** Begin Extracted entries **

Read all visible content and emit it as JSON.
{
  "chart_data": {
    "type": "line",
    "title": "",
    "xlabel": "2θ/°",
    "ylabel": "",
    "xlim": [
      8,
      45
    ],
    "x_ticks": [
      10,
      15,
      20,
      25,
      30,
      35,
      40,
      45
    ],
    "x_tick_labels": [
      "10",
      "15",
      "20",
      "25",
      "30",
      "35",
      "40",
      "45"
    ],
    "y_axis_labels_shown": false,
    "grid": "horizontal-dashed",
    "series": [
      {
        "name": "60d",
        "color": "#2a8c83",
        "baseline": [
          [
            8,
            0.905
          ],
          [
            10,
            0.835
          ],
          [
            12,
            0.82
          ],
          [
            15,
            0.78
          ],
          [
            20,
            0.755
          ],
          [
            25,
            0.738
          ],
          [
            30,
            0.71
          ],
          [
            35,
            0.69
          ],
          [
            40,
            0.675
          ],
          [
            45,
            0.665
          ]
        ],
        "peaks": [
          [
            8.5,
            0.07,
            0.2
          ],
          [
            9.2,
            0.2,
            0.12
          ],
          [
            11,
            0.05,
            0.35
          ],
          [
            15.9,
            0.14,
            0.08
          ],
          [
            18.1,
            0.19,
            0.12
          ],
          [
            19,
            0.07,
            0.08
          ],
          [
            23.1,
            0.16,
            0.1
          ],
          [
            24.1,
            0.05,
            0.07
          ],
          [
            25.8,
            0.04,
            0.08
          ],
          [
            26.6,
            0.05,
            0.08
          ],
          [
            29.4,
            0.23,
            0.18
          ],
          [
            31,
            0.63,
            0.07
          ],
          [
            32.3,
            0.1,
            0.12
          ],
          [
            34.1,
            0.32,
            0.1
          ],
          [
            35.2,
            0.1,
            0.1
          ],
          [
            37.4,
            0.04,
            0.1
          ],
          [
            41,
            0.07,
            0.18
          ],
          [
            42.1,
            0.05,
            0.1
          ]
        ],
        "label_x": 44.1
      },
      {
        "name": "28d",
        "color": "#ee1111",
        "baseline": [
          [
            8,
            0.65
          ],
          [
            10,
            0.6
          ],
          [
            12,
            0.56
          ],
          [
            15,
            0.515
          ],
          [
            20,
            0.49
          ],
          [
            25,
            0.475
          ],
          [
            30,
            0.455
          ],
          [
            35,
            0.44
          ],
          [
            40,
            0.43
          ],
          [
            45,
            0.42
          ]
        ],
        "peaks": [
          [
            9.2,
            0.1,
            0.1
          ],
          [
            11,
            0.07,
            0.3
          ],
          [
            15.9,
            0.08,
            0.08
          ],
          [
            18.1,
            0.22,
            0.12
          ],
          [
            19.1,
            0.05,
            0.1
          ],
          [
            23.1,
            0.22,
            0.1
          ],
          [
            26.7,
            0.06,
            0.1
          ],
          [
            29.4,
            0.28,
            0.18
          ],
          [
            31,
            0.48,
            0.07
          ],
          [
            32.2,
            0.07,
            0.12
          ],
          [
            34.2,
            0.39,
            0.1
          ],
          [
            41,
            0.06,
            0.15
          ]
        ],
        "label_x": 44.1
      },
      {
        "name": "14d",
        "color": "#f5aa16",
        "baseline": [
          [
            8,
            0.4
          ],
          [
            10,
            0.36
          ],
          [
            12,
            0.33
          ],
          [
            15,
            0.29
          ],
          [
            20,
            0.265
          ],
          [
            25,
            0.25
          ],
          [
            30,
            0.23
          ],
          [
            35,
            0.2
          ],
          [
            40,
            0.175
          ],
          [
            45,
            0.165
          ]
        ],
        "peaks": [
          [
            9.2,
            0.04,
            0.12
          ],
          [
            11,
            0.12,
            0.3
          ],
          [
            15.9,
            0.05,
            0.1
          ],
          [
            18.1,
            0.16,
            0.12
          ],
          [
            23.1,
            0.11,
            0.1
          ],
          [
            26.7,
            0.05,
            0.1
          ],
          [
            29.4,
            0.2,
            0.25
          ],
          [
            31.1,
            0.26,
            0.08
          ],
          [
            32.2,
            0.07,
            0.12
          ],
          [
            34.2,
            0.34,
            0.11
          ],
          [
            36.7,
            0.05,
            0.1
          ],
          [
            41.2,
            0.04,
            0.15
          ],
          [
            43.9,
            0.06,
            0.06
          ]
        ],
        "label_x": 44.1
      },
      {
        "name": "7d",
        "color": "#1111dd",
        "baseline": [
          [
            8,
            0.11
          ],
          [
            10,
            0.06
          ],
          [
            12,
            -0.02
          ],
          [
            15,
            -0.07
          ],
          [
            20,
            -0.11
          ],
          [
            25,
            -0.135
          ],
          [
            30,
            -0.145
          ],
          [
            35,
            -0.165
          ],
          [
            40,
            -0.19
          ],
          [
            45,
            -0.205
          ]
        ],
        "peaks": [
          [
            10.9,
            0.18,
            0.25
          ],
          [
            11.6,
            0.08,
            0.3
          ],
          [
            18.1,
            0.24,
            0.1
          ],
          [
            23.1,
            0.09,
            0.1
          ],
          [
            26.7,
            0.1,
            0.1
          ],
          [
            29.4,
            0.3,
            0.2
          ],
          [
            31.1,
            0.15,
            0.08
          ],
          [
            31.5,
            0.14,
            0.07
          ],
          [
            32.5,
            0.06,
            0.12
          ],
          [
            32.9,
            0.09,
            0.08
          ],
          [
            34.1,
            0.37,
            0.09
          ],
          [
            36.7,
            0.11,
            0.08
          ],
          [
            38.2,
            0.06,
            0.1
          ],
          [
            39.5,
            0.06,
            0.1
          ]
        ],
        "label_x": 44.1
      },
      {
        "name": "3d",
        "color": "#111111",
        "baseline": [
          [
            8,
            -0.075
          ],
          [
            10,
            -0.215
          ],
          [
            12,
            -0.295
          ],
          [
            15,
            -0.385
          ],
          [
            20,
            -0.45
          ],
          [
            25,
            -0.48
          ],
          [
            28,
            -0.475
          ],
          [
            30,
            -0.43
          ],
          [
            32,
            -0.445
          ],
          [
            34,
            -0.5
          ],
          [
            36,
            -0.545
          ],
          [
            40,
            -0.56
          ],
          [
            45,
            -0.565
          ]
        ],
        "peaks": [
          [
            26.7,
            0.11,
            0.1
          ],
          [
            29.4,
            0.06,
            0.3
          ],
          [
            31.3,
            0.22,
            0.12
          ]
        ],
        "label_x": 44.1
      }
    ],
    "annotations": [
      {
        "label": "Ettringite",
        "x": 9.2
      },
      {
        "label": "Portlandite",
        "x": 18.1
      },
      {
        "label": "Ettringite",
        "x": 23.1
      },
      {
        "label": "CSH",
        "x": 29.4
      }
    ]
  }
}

** End Extracted entries **

◆ **Exercise goal**
From the listing above, copy every line that holds the string "name".

◆ **Correct response**
        "name": "60d",
        "name": "28d",
        "name": "14d",
        "name": "7d",
        "name": "3d",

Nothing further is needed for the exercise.